- What to work on -
Set down the records once more, please, exactly and with the pictures left out.

--- START Stored rows ---

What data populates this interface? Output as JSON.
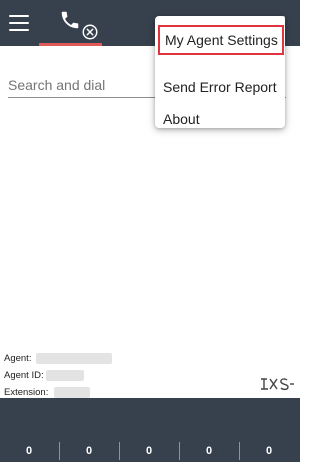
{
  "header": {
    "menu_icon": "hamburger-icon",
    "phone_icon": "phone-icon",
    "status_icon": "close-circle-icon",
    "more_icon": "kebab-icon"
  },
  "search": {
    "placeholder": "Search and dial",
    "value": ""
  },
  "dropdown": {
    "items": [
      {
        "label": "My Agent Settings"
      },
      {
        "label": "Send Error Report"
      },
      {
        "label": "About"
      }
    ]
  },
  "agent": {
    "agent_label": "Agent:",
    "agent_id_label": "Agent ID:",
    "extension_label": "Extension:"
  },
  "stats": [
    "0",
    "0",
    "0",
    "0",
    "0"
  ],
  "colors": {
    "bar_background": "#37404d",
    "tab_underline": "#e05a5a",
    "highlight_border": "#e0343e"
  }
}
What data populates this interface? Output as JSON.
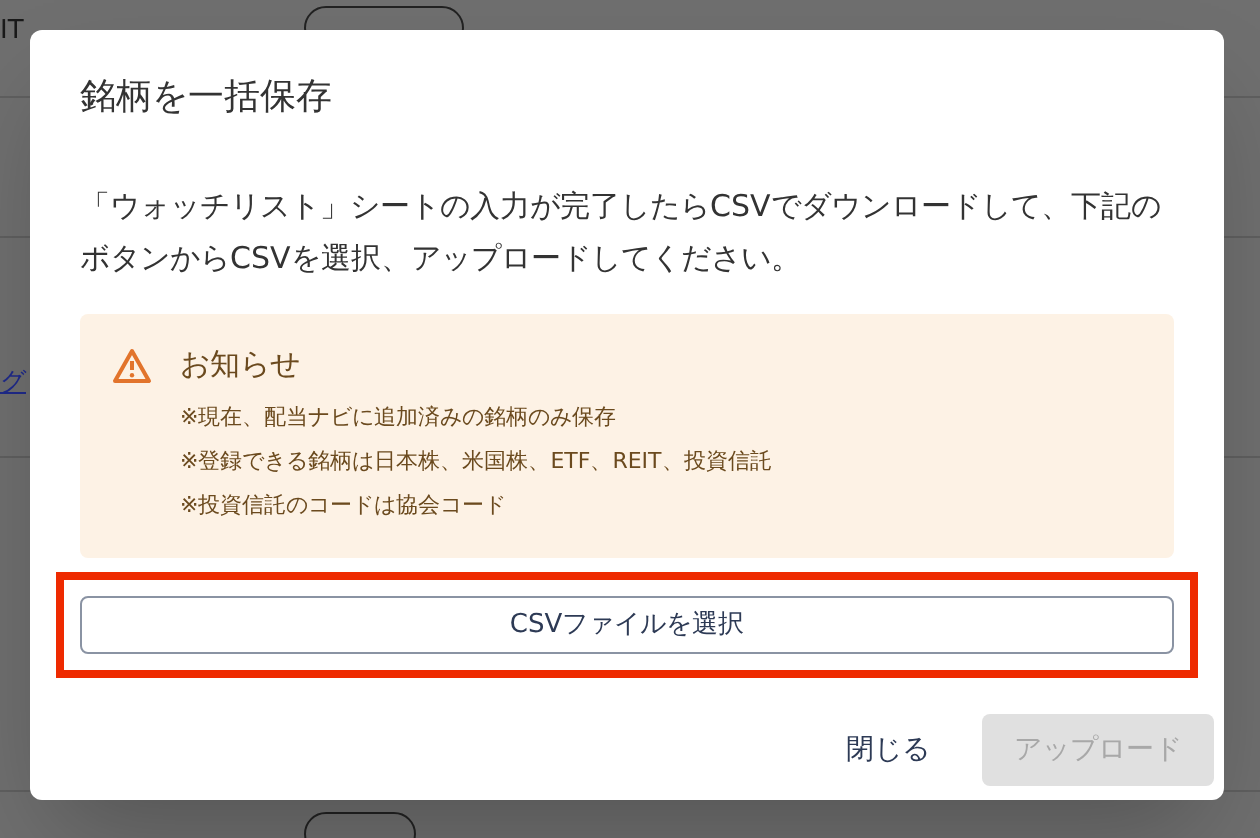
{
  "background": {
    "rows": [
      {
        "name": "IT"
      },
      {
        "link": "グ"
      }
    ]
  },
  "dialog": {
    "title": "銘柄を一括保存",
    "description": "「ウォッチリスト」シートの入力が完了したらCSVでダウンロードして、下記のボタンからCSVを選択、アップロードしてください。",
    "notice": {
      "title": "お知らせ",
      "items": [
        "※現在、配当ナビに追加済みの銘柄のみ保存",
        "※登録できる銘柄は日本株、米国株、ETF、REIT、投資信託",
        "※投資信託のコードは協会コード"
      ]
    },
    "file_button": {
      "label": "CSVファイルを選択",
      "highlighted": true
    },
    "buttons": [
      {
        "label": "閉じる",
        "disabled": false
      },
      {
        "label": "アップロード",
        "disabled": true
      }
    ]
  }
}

--- END Stored rows ---

- Output -
What data populates this interface? Output as JSON.
{
  "header": {
    "menu_icon": "hamburger-icon",
    "phone_icon": "phone-icon",
    "status_icon": "close-circle-icon",
    "more_icon": "kebab-icon"
  },
  "search": {
    "placeholder": "Search and dial",
    "value": ""
  },
  "dropdown": {
    "items": [
      {
        "label": "My Agent Settings"
      },
      {
        "label": "Send Error Report"
      },
      {
        "label": "About"
      }
    ]
  },
  "agent": {
    "agent_label": "Agent:",
    "agent_id_label": "Agent ID:",
    "extension_label": "Extension:"
  },
  "stats": [
    "0",
    "0",
    "0",
    "0",
    "0"
  ],
  "colors": {
    "bar_background": "#37404d",
    "tab_underline": "#e05a5a",
    "highlight_border": "#e0343e"
  }
}
What data populates this interface? Output as JSON.
{
  "background": {
    "rows": [
      {
        "name": "IT"
      },
      {
        "link": "グ"
      }
    ]
  },
  "dialog": {
    "title": "銘柄を一括保存",
    "description": "「ウォッチリスト」シートの入力が完了したらCSVでダウンロードして、下記のボタンからCSVを選択、アップロードしてください。",
    "notice": {
      "title": "お知らせ",
      "items": [
        "※現在、配当ナビに追加済みの銘柄のみ保存",
        "※登録できる銘柄は日本株、米国株、ETF、REIT、投資信託",
        "※投資信託のコードは協会コード"
      ]
    },
    "file_button": {
      "label": "CSVファイルを選択",
      "highlighted": true
    },
    "buttons": [
      {
        "label": "閉じる",
        "disabled": false
      },
      {
        "label": "アップロード",
        "disabled": true
      }
    ]
  }
}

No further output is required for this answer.